**What to do:**
Rewrite the data below, changing every "theta-contour" to "isentrope-line" and leaving everything else untouched.

** START OF Data for processing **

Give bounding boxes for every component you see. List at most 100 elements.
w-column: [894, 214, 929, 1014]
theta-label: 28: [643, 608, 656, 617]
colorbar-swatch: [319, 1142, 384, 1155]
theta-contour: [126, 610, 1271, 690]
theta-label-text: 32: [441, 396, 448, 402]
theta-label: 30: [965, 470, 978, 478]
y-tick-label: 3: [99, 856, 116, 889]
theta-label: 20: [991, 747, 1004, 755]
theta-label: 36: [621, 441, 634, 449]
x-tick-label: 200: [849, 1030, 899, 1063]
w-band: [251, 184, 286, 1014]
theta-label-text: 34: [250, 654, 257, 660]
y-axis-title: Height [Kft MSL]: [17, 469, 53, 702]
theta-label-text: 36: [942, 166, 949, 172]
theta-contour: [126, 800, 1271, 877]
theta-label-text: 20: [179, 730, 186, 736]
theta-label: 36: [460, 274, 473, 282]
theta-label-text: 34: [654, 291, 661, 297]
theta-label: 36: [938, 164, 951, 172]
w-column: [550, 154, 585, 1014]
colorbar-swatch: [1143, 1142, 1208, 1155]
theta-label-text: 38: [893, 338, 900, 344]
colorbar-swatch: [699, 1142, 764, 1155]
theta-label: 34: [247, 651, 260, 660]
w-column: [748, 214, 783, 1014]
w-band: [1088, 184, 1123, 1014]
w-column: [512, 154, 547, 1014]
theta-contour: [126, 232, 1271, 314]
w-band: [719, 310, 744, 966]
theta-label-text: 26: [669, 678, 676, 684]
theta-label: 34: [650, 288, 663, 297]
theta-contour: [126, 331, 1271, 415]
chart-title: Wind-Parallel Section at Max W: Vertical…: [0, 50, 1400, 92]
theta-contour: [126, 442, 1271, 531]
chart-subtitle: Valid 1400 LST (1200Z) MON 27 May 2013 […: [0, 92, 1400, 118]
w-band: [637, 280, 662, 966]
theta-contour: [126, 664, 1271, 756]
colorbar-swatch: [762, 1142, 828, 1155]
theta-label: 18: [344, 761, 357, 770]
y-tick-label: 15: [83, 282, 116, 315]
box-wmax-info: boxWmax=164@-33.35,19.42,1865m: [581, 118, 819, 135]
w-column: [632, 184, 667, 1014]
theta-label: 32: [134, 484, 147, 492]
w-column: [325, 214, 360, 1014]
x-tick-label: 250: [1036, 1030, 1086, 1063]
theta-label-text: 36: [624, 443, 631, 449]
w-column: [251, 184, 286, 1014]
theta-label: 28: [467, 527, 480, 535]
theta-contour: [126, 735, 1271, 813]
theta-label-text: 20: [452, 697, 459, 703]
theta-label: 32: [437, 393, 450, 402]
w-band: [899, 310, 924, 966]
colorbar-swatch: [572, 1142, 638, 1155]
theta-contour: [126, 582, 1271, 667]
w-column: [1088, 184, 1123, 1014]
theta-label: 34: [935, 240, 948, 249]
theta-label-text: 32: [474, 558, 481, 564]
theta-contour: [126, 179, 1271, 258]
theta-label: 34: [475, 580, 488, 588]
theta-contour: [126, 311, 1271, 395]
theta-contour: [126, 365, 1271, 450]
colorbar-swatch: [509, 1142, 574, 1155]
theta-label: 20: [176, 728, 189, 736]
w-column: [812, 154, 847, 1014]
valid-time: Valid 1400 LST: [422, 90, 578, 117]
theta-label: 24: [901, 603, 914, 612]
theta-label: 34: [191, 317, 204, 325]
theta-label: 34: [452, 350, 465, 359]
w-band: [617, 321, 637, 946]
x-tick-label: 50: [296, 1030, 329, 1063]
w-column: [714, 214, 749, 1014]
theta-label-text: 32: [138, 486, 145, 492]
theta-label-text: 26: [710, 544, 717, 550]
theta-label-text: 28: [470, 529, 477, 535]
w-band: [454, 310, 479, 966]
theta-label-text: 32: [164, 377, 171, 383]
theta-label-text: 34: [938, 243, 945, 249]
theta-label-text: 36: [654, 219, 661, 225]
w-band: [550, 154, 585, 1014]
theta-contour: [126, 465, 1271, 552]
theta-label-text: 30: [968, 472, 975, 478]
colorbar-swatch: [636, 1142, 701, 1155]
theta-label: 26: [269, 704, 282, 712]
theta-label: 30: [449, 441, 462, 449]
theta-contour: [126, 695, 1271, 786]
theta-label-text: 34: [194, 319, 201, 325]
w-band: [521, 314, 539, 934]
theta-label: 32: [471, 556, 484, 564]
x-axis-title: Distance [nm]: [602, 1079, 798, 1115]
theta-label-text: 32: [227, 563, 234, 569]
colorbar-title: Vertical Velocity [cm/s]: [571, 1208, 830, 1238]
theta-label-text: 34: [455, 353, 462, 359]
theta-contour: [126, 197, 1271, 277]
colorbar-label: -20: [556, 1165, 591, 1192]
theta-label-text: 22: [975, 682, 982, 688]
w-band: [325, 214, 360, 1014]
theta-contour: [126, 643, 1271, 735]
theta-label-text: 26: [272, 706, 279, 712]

** END OF Data for processing **

**Written answer:**
Give bounding boxes for every component you see. List at most 100 elements.
w-column: [894, 214, 929, 1014]
theta-label: 28: [643, 608, 656, 617]
colorbar-swatch: [319, 1142, 384, 1155]
isentrope-line: [126, 610, 1271, 690]
theta-label-text: 32: [441, 396, 448, 402]
theta-label: 30: [965, 470, 978, 478]
y-tick-label: 3: [99, 856, 116, 889]
theta-label: 20: [991, 747, 1004, 755]
theta-label: 36: [621, 441, 634, 449]
x-tick-label: 200: [849, 1030, 899, 1063]
w-band: [251, 184, 286, 1014]
theta-label-text: 34: [250, 654, 257, 660]
y-axis-title: Height [Kft MSL]: [17, 469, 53, 702]
theta-label-text: 36: [942, 166, 949, 172]
isentrope-line: [126, 800, 1271, 877]
theta-label-text: 20: [179, 730, 186, 736]
theta-label: 36: [460, 274, 473, 282]
theta-label-text: 34: [654, 291, 661, 297]
theta-label: 36: [938, 164, 951, 172]
w-column: [550, 154, 585, 1014]
colorbar-swatch: [1143, 1142, 1208, 1155]
theta-label-text: 38: [893, 338, 900, 344]
colorbar-swatch: [699, 1142, 764, 1155]
theta-label: 34: [247, 651, 260, 660]
w-column: [748, 214, 783, 1014]
w-band: [1088, 184, 1123, 1014]
w-column: [512, 154, 547, 1014]
isentrope-line: [126, 232, 1271, 314]
w-band: [719, 310, 744, 966]
theta-label-text: 26: [669, 678, 676, 684]
theta-label: 34: [650, 288, 663, 297]
isentrope-line: [126, 331, 1271, 415]
chart-title: Wind-Parallel Section at Max W: Vertical…: [0, 50, 1400, 92]
isentrope-line: [126, 442, 1271, 531]
chart-subtitle: Valid 1400 LST (1200Z) MON 27 May 2013 […: [0, 92, 1400, 118]
w-band: [637, 280, 662, 966]
isentrope-line: [126, 664, 1271, 756]
colorbar-swatch: [762, 1142, 828, 1155]
theta-label: 18: [344, 761, 357, 770]
y-tick-label: 15: [83, 282, 116, 315]
box-wmax-info: boxWmax=164@-33.35,19.42,1865m: [581, 118, 819, 135]
w-column: [632, 184, 667, 1014]
theta-label: 32: [134, 484, 147, 492]
w-column: [325, 214, 360, 1014]
x-tick-label: 250: [1036, 1030, 1086, 1063]
theta-label-text: 36: [624, 443, 631, 449]
w-column: [251, 184, 286, 1014]
theta-label: 28: [467, 527, 480, 535]
isentrope-line: [126, 735, 1271, 813]
theta-label-text: 20: [452, 697, 459, 703]
theta-label: 32: [437, 393, 450, 402]
w-band: [899, 310, 924, 966]
colorbar-swatch: [572, 1142, 638, 1155]
isentrope-line: [126, 582, 1271, 667]
w-column: [1088, 184, 1123, 1014]
theta-label: 34: [935, 240, 948, 249]
theta-label-text: 32: [474, 558, 481, 564]
isentrope-line: [126, 179, 1271, 258]
theta-label: 34: [475, 580, 488, 588]
isentrope-line: [126, 311, 1271, 395]
isentrope-line: [126, 365, 1271, 450]
colorbar-swatch: [509, 1142, 574, 1155]
theta-label: 20: [176, 728, 189, 736]
w-column: [812, 154, 847, 1014]
valid-time: Valid 1400 LST: [422, 90, 578, 117]
theta-label: 24: [901, 603, 914, 612]
theta-label: 34: [191, 317, 204, 325]
theta-label: 34: [452, 350, 465, 359]
w-band: [617, 321, 637, 946]
x-tick-label: 50: [296, 1030, 329, 1063]
w-column: [714, 214, 749, 1014]
theta-label-text: 32: [138, 486, 145, 492]
theta-label-text: 26: [710, 544, 717, 550]
theta-label-text: 28: [470, 529, 477, 535]
w-band: [454, 310, 479, 966]
theta-label-text: 32: [164, 377, 171, 383]
theta-label-text: 34: [938, 243, 945, 249]
theta-label-text: 36: [654, 219, 661, 225]
w-band: [550, 154, 585, 1014]
isentrope-line: [126, 465, 1271, 552]
theta-label-text: 30: [968, 472, 975, 478]
colorbar-swatch: [636, 1142, 701, 1155]
theta-label: 26: [269, 704, 282, 712]
theta-label: 30: [449, 441, 462, 449]
isentrope-line: [126, 695, 1271, 786]
theta-label-text: 34: [194, 319, 201, 325]
w-band: [521, 314, 539, 934]
theta-label: 32: [471, 556, 484, 564]
x-axis-title: Distance [nm]: [602, 1079, 798, 1115]
theta-label-text: 32: [227, 563, 234, 569]
colorbar-title: Vertical Velocity [cm/s]: [571, 1208, 830, 1238]
theta-label-text: 34: [455, 353, 462, 359]
isentrope-line: [126, 197, 1271, 277]
colorbar-label: -20: [556, 1165, 591, 1192]
theta-label-text: 22: [975, 682, 982, 688]
w-band: [325, 214, 360, 1014]
isentrope-line: [126, 643, 1271, 735]
theta-label-text: 26: [272, 706, 279, 712]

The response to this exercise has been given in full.